[Set task]
Set out every line bearing the string "cosses".

[Task inputs]
--- Begin ---
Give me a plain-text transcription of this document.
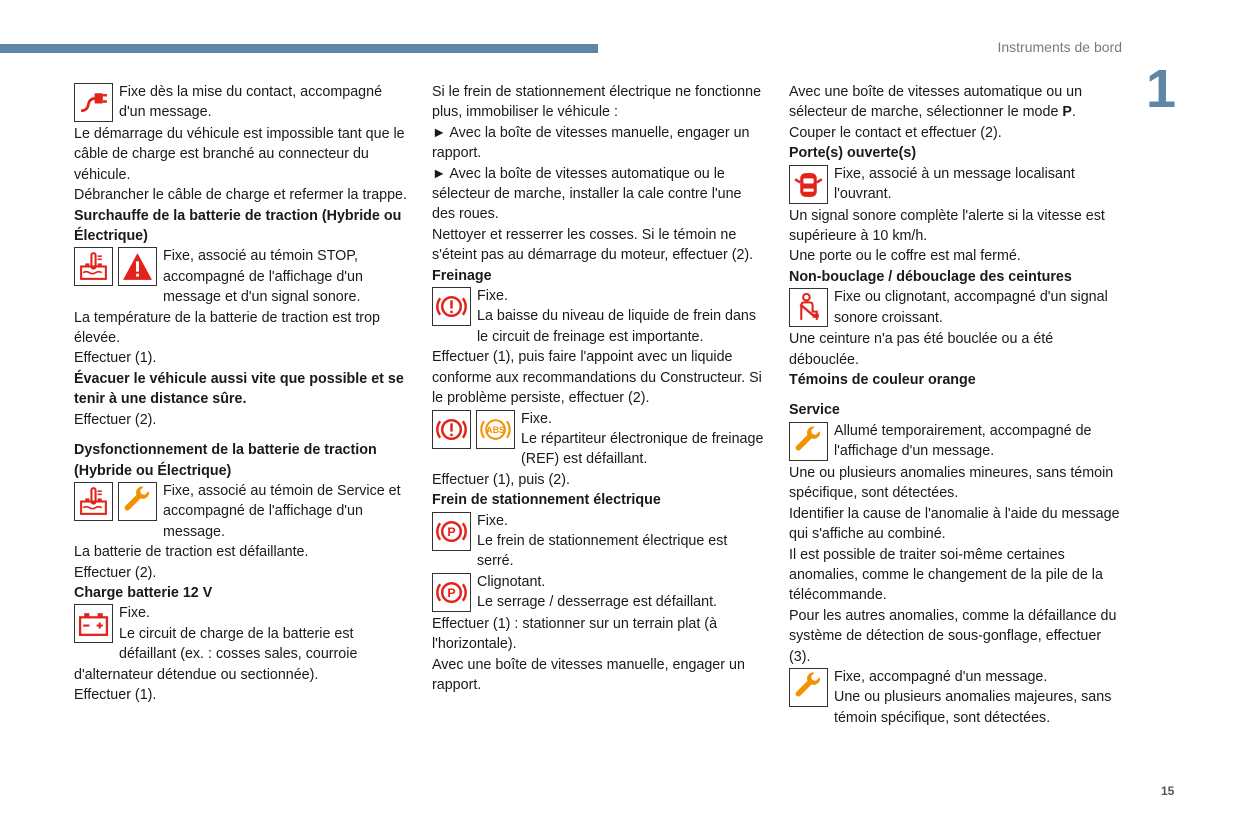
Instruments de bord
1
15

Fixe dès la mise du contact, accompagné d'un message.

Le démarrage du véhicule est impossible tant que le câble de charge est branché au connecteur du véhicule.

Débrancher le câble de charge et refermer la trappe.

Surchauffe de la batterie de traction (Hybride ou Électrique)

Fixe, associé au témoin STOP, accompagné de l'affichage d'un message et d'un signal sonore.

La température de la batterie de traction est trop élevée.

Effectuer (1).

Évacuer le véhicule aussi vite que possible et se tenir à une distance sûre.

Effectuer (2).

Dysfonctionnement de la batterie de traction (Hybride ou Électrique)

Fixe, associé au témoin de Service et accompagné de l'affichage d'un message.

La batterie de traction est défaillante.

Effectuer (2).

Charge batterie 12 V

Fixe.

Le circuit de charge de la batterie est défaillant (ex. : cosses sales, courroie d'alternateur détendue ou sectionnée).

Effectuer (1).

Si le frein de stationnement électrique ne fonctionne plus, immobiliser le véhicule :

► Avec la boîte de vitesses manuelle, engager un rapport.

► Avec la boîte de vitesses automatique ou le sélecteur de marche, installer la cale contre l'une des roues.

Nettoyer et resserrer les cosses. Si le témoin ne s'éteint pas au démarrage du moteur, effectuer (2).

Freinage

Fixe.

La baisse du niveau de liquide de frein dans le circuit de freinage est importante.

Effectuer (1), puis faire l'appoint avec un liquide conforme aux recommandations du Constructeur. Si le problème persiste, effectuer (2).

ABS

Fixe.

Le répartiteur électronique de freinage (REF) est défaillant.

Effectuer (1), puis (2).

Frein de stationnement électrique

P

Fixe.

Le frein de stationnement électrique est serré.

P

Clignotant.

Le serrage / desserrage est défaillant.

Effectuer (1) : stationner sur un terrain plat (à l'horizontale).

Avec une boîte de vitesses manuelle, engager un rapport.

Avec une boîte de vitesses automatique ou un sélecteur de marche, sélectionner le mode P.

Couper le contact et effectuer (2).

Porte(s) ouverte(s)

Fixe, associé à un message localisant l'ouvrant.

Un signal sonore complète l'alerte si la vitesse est supérieure à 10 km/h.

Une porte ou le coffre est mal fermé.

Non-bouclage / débouclage des ceintures

Fixe ou clignotant, accompagné d'un signal sonore croissant.

Une ceinture n'a pas été bouclée ou a été débouclée.

Témoins de couleur orange

Service

Allumé temporairement, accompagné de l'affichage d'un message.

Une ou plusieurs anomalies mineures, sans témoin spécifique, sont détectées.

Identifier la cause de l'anomalie à l'aide du message qui s'affiche au combiné.

Il est possible de traiter soi-même certaines anomalies, comme le changement de la pile de la télécommande.

Pour les autres anomalies, comme la défaillance du système de détection de sous-gonflage, effectuer (3).

Fixe, accompagné d'un message.

Une ou plusieurs anomalies majeures, sans témoin spécifique, sont détectées.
--- End ---
[Written reply]
Le circuit de charge de la batterie est défaillant (ex. : cosses sales, courroie d'alternateur détendue ou sectionnée).
Nettoyer et resserrer les cosses. Si le témoin ne s'éteint pas au démarrage du moteur, effectuer (2).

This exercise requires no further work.